#### THE TASK
Go through the entries and transcribe each one exactly, dropping the pictures.

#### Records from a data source
>>>>

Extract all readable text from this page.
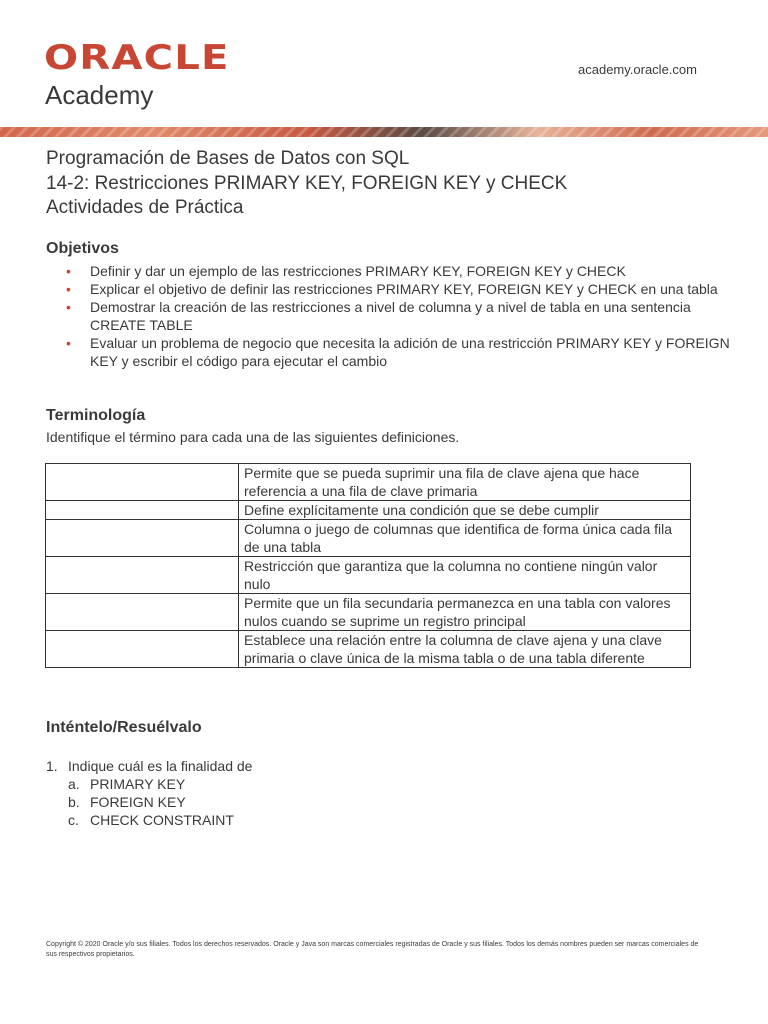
ORACLE
Academy
academy.oracle.com
Programación de Bases de Datos con SQL
14-2: Restricciones PRIMARY KEY, FOREIGN KEY y CHECK
Actividades de Práctica
Objetivos
• Definir y dar un ejemplo de las restricciones PRIMARY KEY, FOREIGN KEY y CHECK
• Explicar el objetivo de definir las restricciones PRIMARY KEY, FOREIGN KEY y CHECK en una tabla
• Demostrar la creación de las restricciones a nivel de columna y a nivel de tabla en una sentencia CREATE TABLE
• Evaluar un problema de negocio que necesita la adición de una restricción PRIMARY KEY y FOREIGN KEY y escribir el código para ejecutar el cambio
Terminología
Identifique el término para cada una de las siguientes definiciones.
	Permite que se pueda suprimir una fila de clave ajena que hace referencia a una fila de clave primaria
	Define explícitamente una condición que se debe cumplir
	Columna o juego de columnas que identifica de forma única cada fila de una tabla
	Restricción que garantiza que la columna no contiene ningún valor nulo
	Permite que un fila secundaria permanezca en una tabla con valores nulos cuando se suprime un registro principal
	Establece una relación entre la columna de clave ajena y una clave primaria o clave única de la misma tabla o de una tabla diferente
Inténtelo/Resuélvalo
1. Indique cuál es la finalidad de
a. PRIMARY KEY
b. FOREIGN KEY
c. CHECK CONSTRAINT
Copyright © 2020 Oracle y/o sus filiales. Todos los derechos reservados. Oracle y Java son marcas comerciales registradas de Oracle y sus filiales. Todos los demás nombres pueden ser marcas comerciales de sus respectivos propietarios.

<<<<

#### PROBLEM SOLUTION
Extract all readable text from this page.
ORACLE
Academy
academy.oracle.com
Programación de Bases de Datos con SQL
14-2: Restricciones PRIMARY KEY, FOREIGN KEY y CHECK
Actividades de Práctica
Objetivos
• Definir y dar un ejemplo de las restricciones PRIMARY KEY, FOREIGN KEY y CHECK
• Explicar el objetivo de definir las restricciones PRIMARY KEY, FOREIGN KEY y CHECK en una tabla
• Demostrar la creación de las restricciones a nivel de columna y a nivel de tabla en una sentencia CREATE TABLE
• Evaluar un problema de negocio que necesita la adición de una restricción PRIMARY KEY y FOREIGN KEY y escribir el código para ejecutar el cambio
Terminología
Identifique el término para cada una de las siguientes definiciones.
	Permite que se pueda suprimir una fila de clave ajena que hace referencia a una fila de clave primaria
	Define explícitamente una condición que se debe cumplir
	Columna o juego de columnas que identifica de forma única cada fila de una tabla
	Restricción que garantiza que la columna no contiene ningún valor nulo
	Permite que un fila secundaria permanezca en una tabla con valores nulos cuando se suprime un registro principal
	Establece una relación entre la columna de clave ajena y una clave primaria o clave única de la misma tabla o de una tabla diferente
Inténtelo/Resuélvalo
1. Indique cuál es la finalidad de
a. PRIMARY KEY
b. FOREIGN KEY
c. CHECK CONSTRAINT
Copyright © 2020 Oracle y/o sus filiales. Todos los derechos reservados. Oracle y Java son marcas comerciales registradas de Oracle y sus filiales. Todos los demás nombres pueden ser marcas comerciales de sus respectivos propietarios.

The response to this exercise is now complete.